» Problem statement: Give only the number of lines that hold the word "JSON".

» Data shown:
------------------------------------

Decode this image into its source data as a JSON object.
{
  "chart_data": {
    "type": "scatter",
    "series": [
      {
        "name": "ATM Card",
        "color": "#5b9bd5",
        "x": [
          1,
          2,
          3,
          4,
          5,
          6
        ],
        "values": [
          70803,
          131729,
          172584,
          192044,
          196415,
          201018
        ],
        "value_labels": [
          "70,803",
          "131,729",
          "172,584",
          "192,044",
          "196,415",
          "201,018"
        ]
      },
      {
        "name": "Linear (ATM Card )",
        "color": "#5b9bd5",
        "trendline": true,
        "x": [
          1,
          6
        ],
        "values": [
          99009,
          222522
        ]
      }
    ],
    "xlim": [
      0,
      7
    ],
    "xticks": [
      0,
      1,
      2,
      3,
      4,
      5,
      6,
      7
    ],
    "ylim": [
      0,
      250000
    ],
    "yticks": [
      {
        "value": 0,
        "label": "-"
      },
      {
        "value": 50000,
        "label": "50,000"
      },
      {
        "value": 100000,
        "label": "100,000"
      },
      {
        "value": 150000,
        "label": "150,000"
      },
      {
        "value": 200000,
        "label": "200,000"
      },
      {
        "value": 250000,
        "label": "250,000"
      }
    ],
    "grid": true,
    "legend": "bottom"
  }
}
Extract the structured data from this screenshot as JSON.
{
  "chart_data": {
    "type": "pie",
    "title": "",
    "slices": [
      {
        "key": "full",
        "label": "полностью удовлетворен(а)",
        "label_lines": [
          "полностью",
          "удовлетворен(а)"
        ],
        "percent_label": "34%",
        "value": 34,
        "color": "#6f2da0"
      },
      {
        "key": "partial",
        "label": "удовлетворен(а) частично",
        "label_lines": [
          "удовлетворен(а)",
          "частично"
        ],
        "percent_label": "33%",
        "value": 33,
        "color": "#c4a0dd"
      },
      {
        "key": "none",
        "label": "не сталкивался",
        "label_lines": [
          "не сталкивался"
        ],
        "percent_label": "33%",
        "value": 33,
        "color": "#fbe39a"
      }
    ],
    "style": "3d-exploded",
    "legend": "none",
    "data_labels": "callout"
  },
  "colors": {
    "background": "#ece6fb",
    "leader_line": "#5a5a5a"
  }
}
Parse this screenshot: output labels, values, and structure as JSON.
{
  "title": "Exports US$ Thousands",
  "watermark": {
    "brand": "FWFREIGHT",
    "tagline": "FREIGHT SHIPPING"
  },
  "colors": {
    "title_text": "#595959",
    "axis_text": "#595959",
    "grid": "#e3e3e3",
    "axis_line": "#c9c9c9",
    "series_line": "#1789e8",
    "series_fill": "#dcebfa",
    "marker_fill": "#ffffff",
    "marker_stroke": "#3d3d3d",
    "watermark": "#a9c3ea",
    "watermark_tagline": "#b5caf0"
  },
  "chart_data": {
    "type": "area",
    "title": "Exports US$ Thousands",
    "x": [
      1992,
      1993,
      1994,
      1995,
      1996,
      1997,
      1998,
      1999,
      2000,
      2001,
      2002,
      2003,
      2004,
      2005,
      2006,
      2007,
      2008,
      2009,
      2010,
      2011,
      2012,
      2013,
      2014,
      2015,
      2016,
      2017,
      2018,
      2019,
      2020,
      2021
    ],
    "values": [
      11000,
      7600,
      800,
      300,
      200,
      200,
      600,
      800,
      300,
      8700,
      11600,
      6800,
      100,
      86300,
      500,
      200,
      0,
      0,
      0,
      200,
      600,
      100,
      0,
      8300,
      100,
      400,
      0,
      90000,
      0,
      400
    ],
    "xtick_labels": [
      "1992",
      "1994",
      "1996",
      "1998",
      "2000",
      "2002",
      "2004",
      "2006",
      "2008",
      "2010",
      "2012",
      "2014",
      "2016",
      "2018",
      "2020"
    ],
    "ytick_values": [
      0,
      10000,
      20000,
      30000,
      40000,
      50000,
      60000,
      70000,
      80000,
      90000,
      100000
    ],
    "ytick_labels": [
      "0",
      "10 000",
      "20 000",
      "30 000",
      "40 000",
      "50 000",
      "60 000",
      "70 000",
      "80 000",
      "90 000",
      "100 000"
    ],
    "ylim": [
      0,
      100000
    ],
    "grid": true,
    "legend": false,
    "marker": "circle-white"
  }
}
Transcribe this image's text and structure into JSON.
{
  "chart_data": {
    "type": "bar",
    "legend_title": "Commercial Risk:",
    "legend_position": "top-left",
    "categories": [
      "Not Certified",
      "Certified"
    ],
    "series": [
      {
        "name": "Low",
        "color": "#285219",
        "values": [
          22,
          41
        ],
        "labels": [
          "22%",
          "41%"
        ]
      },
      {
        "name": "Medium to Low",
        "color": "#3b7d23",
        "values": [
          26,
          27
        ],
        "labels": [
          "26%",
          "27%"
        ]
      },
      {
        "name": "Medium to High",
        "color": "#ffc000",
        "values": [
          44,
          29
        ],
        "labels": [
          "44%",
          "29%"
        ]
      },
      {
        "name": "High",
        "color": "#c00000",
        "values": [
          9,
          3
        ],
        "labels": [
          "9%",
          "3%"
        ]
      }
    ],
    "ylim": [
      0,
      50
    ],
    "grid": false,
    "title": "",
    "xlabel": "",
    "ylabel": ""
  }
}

------------------------------------

» Full answer: 4